**EXERCISE OBJECTIVE**
Every line below that mentions the word "balance" should be copied out.

^^^^^^^^^^^^^^^^

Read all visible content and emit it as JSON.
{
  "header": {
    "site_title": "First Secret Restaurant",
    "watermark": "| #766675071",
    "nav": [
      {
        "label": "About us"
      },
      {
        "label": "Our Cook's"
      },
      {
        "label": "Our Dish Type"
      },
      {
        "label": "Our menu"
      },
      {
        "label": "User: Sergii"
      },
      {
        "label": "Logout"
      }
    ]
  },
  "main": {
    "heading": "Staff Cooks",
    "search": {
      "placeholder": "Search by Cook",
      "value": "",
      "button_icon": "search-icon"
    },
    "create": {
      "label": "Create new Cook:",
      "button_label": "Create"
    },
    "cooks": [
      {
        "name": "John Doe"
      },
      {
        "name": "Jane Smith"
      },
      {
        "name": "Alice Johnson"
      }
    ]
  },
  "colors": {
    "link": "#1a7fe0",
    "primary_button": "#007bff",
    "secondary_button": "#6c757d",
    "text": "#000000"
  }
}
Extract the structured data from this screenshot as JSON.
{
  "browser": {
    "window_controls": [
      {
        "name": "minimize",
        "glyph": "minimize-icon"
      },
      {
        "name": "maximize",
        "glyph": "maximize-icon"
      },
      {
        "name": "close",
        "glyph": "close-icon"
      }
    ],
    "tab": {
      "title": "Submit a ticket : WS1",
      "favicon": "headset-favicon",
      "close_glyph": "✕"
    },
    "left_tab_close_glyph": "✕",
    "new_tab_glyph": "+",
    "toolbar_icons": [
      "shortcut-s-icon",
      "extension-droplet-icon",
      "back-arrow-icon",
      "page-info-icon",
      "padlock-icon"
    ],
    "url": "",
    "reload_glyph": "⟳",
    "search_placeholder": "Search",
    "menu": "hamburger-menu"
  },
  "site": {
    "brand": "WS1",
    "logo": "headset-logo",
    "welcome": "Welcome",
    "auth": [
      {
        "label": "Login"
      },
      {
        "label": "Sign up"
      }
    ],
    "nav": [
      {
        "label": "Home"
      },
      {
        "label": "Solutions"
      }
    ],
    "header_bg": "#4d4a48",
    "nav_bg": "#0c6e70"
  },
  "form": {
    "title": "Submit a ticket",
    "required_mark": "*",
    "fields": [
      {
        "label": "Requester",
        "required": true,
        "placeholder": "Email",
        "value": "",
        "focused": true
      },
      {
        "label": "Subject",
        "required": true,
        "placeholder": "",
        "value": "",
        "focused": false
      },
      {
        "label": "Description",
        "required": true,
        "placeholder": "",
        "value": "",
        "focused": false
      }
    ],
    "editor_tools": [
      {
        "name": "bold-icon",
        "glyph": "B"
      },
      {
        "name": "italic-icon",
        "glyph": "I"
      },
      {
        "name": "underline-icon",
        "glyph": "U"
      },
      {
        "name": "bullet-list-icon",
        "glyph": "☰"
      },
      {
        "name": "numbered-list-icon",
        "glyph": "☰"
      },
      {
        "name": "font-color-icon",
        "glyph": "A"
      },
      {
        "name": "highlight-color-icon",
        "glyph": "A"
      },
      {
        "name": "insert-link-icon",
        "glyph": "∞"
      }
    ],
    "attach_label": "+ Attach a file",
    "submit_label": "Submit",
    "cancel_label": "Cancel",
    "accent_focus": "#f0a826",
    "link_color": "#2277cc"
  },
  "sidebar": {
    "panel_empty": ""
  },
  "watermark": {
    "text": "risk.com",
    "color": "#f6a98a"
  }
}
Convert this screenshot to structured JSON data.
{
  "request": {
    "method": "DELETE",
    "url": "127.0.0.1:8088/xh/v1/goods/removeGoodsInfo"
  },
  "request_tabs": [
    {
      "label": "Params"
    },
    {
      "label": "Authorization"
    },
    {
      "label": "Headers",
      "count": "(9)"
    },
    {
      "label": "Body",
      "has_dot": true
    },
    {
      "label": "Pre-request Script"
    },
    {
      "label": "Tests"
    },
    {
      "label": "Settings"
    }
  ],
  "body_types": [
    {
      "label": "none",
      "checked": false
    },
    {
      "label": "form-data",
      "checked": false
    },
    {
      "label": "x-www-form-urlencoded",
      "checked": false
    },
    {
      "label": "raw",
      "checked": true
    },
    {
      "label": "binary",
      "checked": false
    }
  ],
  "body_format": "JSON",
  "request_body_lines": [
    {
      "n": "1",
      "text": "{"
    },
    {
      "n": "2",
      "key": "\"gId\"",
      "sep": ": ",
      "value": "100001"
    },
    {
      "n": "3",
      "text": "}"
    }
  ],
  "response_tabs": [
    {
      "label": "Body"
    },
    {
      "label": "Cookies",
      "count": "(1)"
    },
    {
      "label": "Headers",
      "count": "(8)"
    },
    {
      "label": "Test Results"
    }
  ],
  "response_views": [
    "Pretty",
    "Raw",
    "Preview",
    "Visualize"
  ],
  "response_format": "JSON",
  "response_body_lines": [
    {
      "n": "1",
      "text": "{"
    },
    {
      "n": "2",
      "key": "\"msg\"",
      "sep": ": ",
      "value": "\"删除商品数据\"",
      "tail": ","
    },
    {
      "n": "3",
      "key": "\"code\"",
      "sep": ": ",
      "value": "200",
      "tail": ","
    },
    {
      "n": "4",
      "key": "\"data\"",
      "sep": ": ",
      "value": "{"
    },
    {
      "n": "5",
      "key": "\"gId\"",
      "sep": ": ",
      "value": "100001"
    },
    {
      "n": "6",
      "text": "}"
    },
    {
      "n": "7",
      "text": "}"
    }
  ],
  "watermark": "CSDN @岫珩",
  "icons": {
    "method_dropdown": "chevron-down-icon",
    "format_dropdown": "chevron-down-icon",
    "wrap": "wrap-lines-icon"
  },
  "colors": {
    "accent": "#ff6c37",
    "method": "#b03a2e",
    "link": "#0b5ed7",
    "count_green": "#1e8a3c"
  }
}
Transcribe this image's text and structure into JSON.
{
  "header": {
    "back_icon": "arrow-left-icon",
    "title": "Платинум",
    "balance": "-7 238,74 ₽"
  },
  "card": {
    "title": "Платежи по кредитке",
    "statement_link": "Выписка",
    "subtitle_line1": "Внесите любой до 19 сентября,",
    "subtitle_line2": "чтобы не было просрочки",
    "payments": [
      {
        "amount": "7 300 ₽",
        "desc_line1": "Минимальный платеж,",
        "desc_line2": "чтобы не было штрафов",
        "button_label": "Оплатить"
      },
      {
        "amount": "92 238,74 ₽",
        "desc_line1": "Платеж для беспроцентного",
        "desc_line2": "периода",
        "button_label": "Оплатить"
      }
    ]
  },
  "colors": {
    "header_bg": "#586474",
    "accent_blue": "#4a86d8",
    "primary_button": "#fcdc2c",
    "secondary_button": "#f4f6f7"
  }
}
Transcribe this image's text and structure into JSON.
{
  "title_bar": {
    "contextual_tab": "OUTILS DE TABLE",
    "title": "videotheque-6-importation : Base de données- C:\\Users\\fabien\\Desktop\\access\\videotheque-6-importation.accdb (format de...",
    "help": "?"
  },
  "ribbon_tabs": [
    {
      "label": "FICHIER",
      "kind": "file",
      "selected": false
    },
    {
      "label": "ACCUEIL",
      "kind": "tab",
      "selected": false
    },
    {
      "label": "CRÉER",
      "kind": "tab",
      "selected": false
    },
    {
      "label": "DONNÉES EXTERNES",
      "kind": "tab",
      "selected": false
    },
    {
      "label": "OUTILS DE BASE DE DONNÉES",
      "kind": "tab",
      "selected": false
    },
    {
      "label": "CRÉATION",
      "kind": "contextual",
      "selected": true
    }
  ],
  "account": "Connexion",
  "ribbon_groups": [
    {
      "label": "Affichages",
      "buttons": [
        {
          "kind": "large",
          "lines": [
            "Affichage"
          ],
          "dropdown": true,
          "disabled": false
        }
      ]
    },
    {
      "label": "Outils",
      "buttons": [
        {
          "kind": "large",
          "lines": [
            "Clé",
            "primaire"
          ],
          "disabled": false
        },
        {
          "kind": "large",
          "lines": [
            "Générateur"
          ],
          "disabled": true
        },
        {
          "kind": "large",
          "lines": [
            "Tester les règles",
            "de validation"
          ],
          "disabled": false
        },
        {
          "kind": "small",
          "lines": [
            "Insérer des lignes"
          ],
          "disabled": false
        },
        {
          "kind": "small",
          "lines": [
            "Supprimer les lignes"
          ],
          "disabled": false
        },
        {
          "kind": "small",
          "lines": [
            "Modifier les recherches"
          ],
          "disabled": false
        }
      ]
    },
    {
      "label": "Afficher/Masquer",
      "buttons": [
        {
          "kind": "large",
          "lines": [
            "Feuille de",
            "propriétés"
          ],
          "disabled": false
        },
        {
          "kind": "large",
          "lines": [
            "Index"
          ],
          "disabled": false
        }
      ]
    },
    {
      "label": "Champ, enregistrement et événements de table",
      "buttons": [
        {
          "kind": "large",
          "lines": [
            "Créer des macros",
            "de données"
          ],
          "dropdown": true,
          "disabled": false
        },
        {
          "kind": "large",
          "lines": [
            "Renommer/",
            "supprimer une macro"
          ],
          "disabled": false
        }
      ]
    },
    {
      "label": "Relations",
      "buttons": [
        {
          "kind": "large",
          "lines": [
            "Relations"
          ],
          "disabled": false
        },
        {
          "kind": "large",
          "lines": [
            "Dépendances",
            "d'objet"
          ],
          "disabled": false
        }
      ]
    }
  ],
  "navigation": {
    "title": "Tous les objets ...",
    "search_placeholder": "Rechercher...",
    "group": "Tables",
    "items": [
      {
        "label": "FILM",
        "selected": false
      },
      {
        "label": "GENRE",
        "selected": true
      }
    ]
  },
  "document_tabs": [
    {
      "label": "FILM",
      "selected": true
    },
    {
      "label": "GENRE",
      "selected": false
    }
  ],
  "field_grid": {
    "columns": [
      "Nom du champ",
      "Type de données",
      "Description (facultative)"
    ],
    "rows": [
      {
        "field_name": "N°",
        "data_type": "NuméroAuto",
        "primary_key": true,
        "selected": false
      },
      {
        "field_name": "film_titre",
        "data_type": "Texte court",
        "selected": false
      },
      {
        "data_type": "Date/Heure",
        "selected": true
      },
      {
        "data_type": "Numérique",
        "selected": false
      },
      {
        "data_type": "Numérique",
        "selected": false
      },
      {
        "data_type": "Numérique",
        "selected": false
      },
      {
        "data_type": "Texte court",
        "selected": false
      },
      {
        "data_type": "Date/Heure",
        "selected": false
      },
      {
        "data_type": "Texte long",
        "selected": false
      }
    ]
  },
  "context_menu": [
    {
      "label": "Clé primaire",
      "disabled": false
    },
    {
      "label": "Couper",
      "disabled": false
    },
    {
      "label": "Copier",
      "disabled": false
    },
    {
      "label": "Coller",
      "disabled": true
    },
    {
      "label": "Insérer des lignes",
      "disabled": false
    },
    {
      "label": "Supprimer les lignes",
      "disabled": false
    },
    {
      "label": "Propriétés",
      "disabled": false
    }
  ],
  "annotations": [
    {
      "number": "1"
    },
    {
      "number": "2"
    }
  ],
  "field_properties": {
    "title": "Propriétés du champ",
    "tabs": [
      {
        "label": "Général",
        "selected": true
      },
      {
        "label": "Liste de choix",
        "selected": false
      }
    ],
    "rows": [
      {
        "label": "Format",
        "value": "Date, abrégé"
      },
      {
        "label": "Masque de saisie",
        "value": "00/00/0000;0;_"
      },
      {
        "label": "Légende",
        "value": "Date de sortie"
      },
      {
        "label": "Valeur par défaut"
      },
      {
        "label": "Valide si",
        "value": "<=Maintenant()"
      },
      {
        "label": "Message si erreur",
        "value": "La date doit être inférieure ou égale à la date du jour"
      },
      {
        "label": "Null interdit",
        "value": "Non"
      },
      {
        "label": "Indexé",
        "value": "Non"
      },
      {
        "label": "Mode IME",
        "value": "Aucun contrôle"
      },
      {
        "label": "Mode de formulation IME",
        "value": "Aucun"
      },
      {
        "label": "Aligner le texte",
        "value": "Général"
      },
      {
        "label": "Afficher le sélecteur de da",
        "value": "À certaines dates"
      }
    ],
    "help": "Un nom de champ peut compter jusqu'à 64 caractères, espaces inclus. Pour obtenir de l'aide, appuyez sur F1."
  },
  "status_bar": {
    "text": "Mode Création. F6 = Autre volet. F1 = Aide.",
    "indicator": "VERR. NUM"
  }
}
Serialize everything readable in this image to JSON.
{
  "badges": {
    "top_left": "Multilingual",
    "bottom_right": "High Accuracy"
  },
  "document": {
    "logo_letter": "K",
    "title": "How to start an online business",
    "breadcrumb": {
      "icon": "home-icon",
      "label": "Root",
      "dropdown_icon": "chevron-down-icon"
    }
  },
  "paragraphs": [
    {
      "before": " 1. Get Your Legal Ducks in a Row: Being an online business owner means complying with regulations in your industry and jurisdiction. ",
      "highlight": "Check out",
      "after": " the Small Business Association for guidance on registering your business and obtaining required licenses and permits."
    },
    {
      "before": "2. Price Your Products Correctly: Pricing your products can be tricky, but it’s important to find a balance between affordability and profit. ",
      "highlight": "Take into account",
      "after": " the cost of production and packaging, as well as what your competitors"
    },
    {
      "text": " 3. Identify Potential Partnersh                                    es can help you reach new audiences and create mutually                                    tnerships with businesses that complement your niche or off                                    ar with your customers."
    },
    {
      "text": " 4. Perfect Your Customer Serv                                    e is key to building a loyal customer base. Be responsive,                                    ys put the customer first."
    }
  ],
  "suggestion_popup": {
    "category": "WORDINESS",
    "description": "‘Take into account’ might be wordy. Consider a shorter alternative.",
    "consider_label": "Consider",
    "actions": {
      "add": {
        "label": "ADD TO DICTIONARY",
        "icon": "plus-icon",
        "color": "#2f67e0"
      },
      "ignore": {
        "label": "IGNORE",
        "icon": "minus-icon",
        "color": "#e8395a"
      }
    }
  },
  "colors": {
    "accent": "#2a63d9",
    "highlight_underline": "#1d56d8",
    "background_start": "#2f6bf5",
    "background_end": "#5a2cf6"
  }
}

^^^^^^^^^^^^^^^^

**FINISHED TASK**
    "balance": "-7 238,74 ₽"
      "before": "2. Price Your Products Correctly: Pricing your products can be tricky, but it’s important to find a balance between affordability and profit. ",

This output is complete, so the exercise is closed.